SUPPLIED MATERIAL
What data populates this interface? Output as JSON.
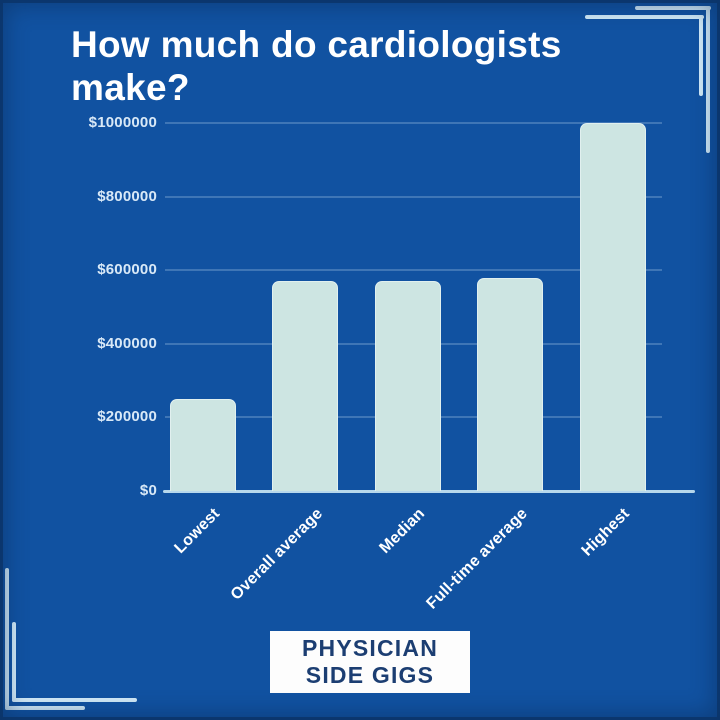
{
  "title": "How much do cardiologists make?",
  "chart_data": {
    "type": "bar",
    "title": "How much do cardiologists make?",
    "categories": [
      "Lowest",
      "Overall average",
      "Median",
      "Full-time average",
      "Highest"
    ],
    "values": [
      250000,
      570000,
      570000,
      580000,
      1000000
    ],
    "xlabel": "",
    "ylabel": "",
    "ylim": [
      0,
      1000000
    ],
    "yticks": [
      0,
      200000,
      400000,
      600000,
      800000,
      1000000
    ],
    "ytick_labels": [
      "$0",
      "$200000",
      "$400000",
      "$600000",
      "$800000",
      "$1000000"
    ],
    "grid": true,
    "legend": "none",
    "bar_color": "#cde5e2",
    "background_color": "#1152a1"
  },
  "footer": {
    "badge_line1": "PHYSICIAN",
    "badge_line2": "SIDE GIGS"
  },
  "colors": {
    "background": "#1152a1",
    "bar": "#cde5e2",
    "title_text": "#ffffff",
    "axis_label_text": "#d9e9f7",
    "x_label_text": "#ffffff",
    "axis_line": "#b7d8ec",
    "badge_background": "#fdfdfd",
    "badge_text": "#1c3e72",
    "corner_bracket": "#d2eaf8"
  }
}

OBJECTIVE
Copy every entry exactly as written. Pictures are excluded.

WORKED ANSWER
What data populates this interface? Output as JSON.
{
  "title": "How much do cardiologists make?",
  "chart_data": {
    "type": "bar",
    "title": "How much do cardiologists make?",
    "categories": [
      "Lowest",
      "Overall average",
      "Median",
      "Full-time average",
      "Highest"
    ],
    "values": [
      250000,
      570000,
      570000,
      580000,
      1000000
    ],
    "xlabel": "",
    "ylabel": "",
    "ylim": [
      0,
      1000000
    ],
    "yticks": [
      0,
      200000,
      400000,
      600000,
      800000,
      1000000
    ],
    "ytick_labels": [
      "$0",
      "$200000",
      "$400000",
      "$600000",
      "$800000",
      "$1000000"
    ],
    "grid": true,
    "legend": "none",
    "bar_color": "#cde5e2",
    "background_color": "#1152a1"
  },
  "footer": {
    "badge_line1": "PHYSICIAN",
    "badge_line2": "SIDE GIGS"
  },
  "colors": {
    "background": "#1152a1",
    "bar": "#cde5e2",
    "title_text": "#ffffff",
    "axis_label_text": "#d9e9f7",
    "x_label_text": "#ffffff",
    "axis_line": "#b7d8ec",
    "badge_background": "#fdfdfd",
    "badge_text": "#1c3e72",
    "corner_bracket": "#d2eaf8"
  }
}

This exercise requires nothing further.